Stated goal
Identify the lines containing the word "color". Copy each one.

— start Provided data —

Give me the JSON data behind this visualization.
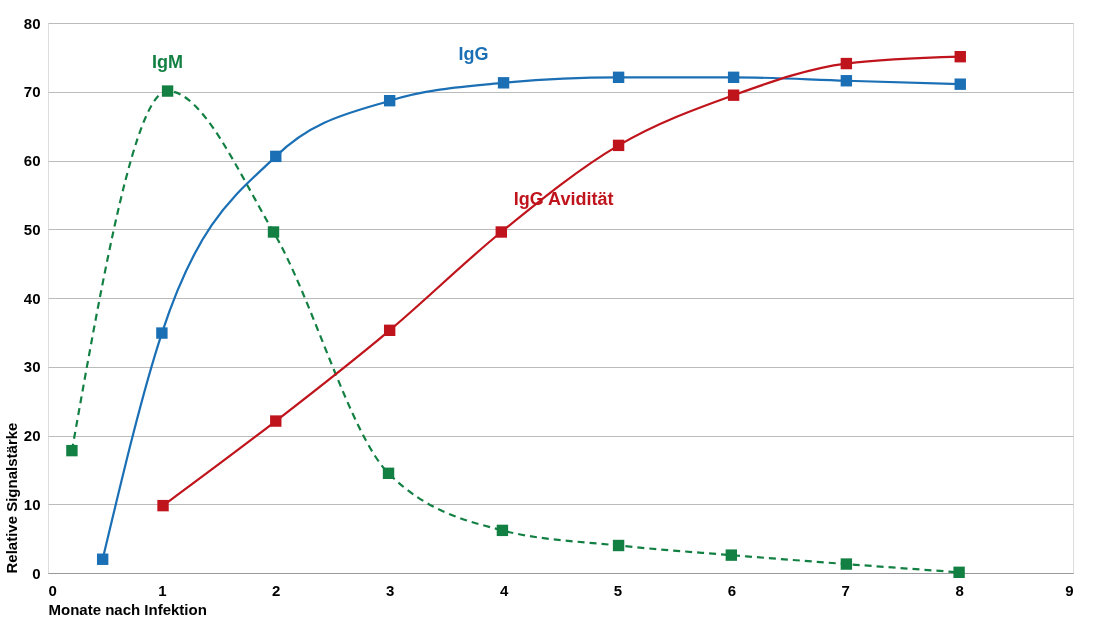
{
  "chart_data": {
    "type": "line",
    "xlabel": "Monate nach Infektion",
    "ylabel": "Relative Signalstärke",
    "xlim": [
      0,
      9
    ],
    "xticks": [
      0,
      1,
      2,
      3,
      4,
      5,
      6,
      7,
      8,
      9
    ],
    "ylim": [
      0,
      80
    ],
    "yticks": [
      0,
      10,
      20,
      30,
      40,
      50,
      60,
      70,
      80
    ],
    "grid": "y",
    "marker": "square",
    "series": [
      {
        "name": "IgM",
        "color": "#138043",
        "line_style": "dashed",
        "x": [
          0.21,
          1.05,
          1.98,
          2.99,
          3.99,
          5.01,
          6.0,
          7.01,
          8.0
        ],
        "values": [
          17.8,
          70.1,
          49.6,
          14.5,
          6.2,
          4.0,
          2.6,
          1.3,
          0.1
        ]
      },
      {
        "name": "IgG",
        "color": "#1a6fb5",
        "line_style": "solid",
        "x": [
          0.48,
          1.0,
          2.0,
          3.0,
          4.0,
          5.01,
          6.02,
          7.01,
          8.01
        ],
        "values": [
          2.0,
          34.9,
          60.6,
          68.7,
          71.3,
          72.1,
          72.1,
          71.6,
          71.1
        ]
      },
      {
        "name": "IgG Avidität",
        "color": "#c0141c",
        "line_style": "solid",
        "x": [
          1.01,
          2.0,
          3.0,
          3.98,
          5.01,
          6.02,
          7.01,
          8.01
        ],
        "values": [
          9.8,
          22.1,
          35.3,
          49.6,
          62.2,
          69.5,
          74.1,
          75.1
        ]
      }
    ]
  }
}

— end Provided data —

Output
        "color": "#138043",
        "color": "#1a6fb5",
        "color": "#c0141c",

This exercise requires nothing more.